Filter the listing below, copying every line in which the word "subtitle" appears.

## BEGIN Material supplied

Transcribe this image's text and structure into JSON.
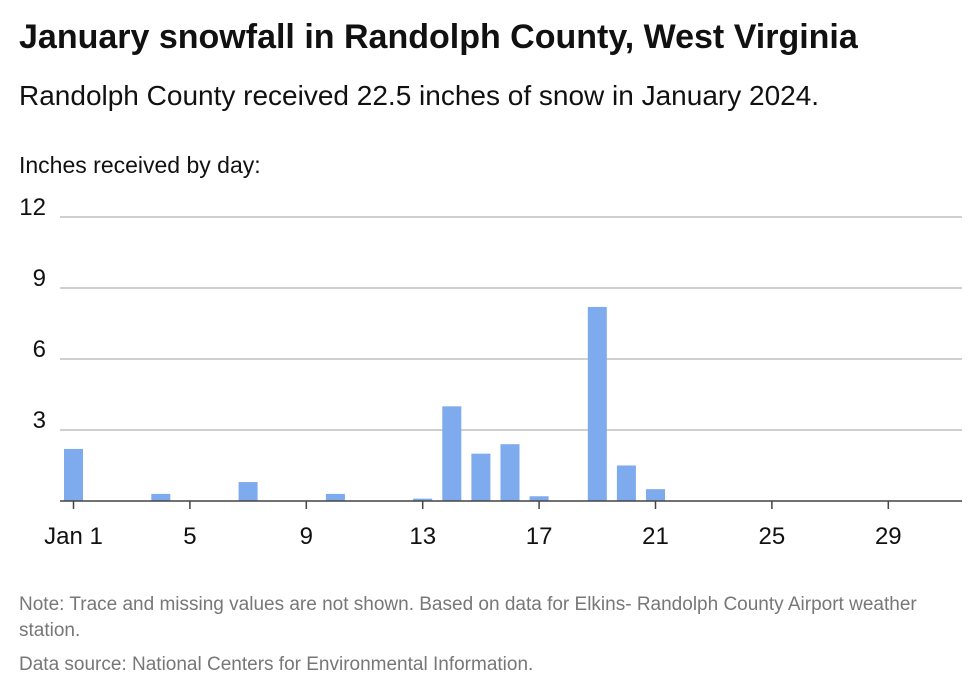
{
  "title": "January snowfall in Randolph County, West Virginia",
  "subtitle": "Randolph County received 22.5 inches of snow in January 2024.",
  "note": "Note: Trace and missing values are not shown. Based on data for Elkins- Randolph County Airport weather station.",
  "source": "Data source: National Centers for Environmental Information.",
  "chart_data": {
    "type": "bar",
    "title": "January snowfall in Randolph County, West Virginia",
    "subtitle": "Randolph County received 22.5 inches of snow in January 2024.",
    "ylabel": "Inches received by day:",
    "xlabel": "",
    "ylim": [
      0,
      12
    ],
    "yticks": [
      3,
      6,
      9,
      12
    ],
    "xlim": [
      1,
      31
    ],
    "xticks": [
      {
        "day": 1,
        "label": "Jan 1"
      },
      {
        "day": 5,
        "label": "5"
      },
      {
        "day": 9,
        "label": "9"
      },
      {
        "day": 13,
        "label": "13"
      },
      {
        "day": 17,
        "label": "17"
      },
      {
        "day": 21,
        "label": "21"
      },
      {
        "day": 25,
        "label": "25"
      },
      {
        "day": 29,
        "label": "29"
      }
    ],
    "grid": true,
    "bar_color": "#7eaaee",
    "bars": [
      {
        "day": 1,
        "value": 2.2
      },
      {
        "day": 4,
        "value": 0.3
      },
      {
        "day": 7,
        "value": 0.8
      },
      {
        "day": 10,
        "value": 0.3
      },
      {
        "day": 13,
        "value": 0.1
      },
      {
        "day": 14,
        "value": 4.0
      },
      {
        "day": 15,
        "value": 2.0
      },
      {
        "day": 16,
        "value": 2.4
      },
      {
        "day": 17,
        "value": 0.2
      },
      {
        "day": 19,
        "value": 8.2
      },
      {
        "day": 20,
        "value": 1.5
      },
      {
        "day": 21,
        "value": 0.5
      }
    ]
  }
}
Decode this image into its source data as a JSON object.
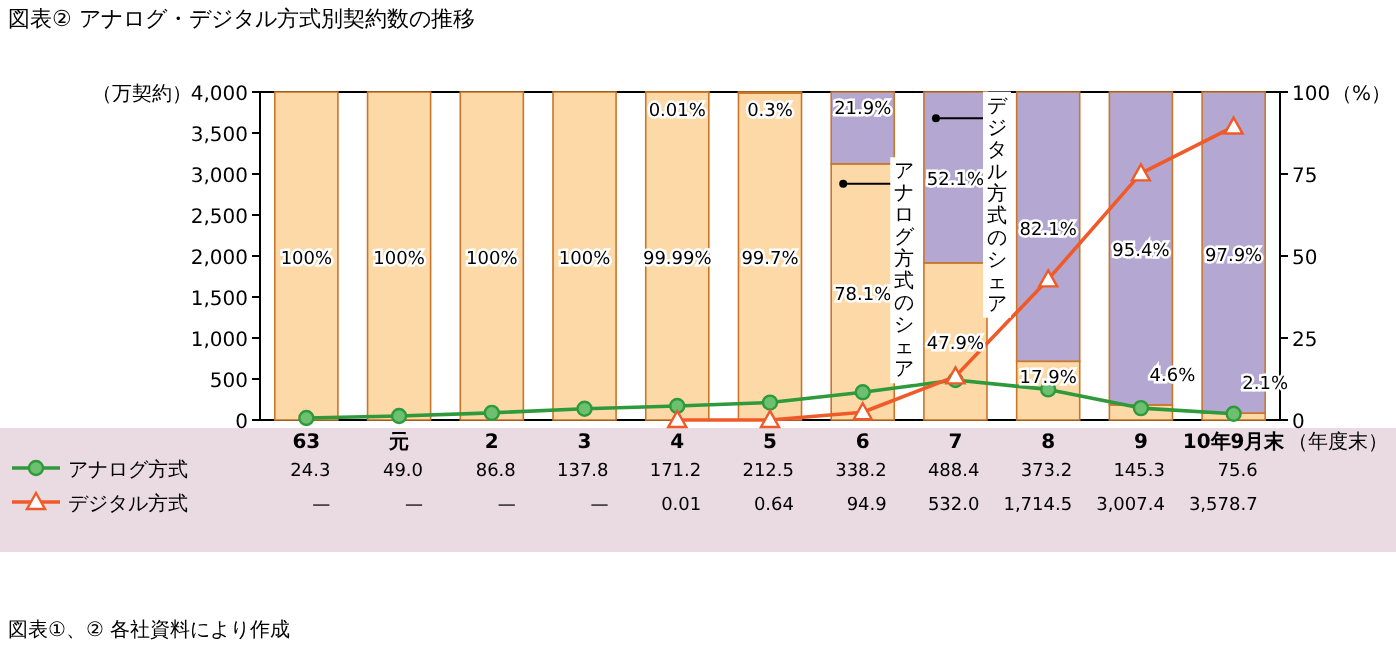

## END Material supplied

◆ Solution for this problem ◆
  "subtitle": "Randolph County received 22.5 inches of snow in January 2024.",
    "subtitle": "Randolph County received 22.5 inches of snow in January 2024.",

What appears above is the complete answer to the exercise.